И чем занимались молодые специалисты в правительстве?

Меня назначили референтом 7-й группы. Тогда в аппарате правительства было всего три

отдела: юридический, где работали старые, очень опытные юристы, к мнению которых

руководство Совнаркома внимательно прислушивалось, группа союзных республик – это был

большой отдел, где на каждую республику приходилось минимум два человека, не считая

секретарей, и приемная председателя Совнаркома для граждан. Весь остальной аппарат

делился на группы по определенным направлениям, состоявшие из референтов и старших

референтов. Тогда в аппарате были еще и консультанты. На эти должности, как правило, назначали видных специалистов или выпускников Института красной профессуры, где

готовили преподавателей для вузов. Но после начала репрессий нескольких консультантов

арестовали, и эту категорию работников как-то незаметно упразднили. Наша 7-я группа

занималась вопросами культуры, труда и быта. Заведовал ею Ефим Павлович Воронов, член

партии с 1919 года. Это был внимательный и чуткий человек и очень опытный аппаратный

работник. Он делал все, чтобы я как можно быстрее овладел всеми навыками работы в

аппарате Совнаркома. Воронов рассказывал мне о порядках в правительстве, о том, как

готовить документы и как это делали в то время, когда Совнарком возглавлял Ленин.

Фрагмент данных:
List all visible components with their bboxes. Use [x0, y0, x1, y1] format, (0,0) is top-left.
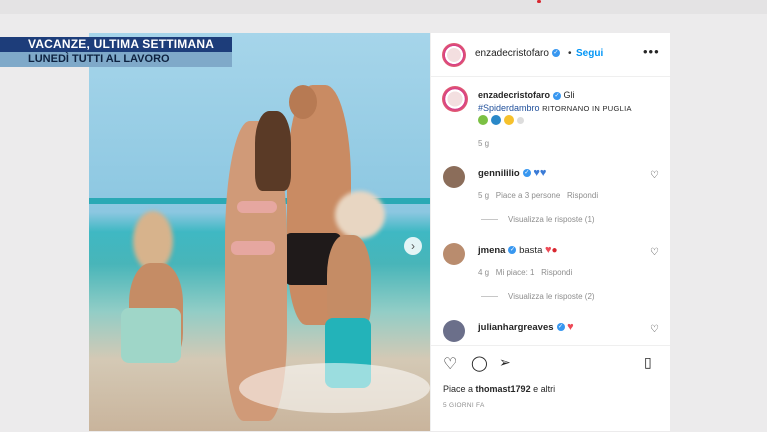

Задание:
Воспроизведите дословно часть отрывка о работе в аппарате Совнаркома: начните с того места, где стоят слова «занималась вопросами культуры, труда», и остановитесь после слов «Совнарком возглавлял Ленин.».

Полный ответ:
занималась вопросами культуры, труда и быта. Заведовал ею Ефим Павлович Воронов, член

партии с 1919 года. Это был внимательный и чуткий человек и очень опытный аппаратный

работник. Он делал все, чтобы я как можно быстрее овладел всеми навыками работы в

аппарате Совнаркома. Воронов рассказывал мне о порядках в правительстве, о том, как

готовить документы и как это делали в то время, когда Совнарком возглавлял Ленин.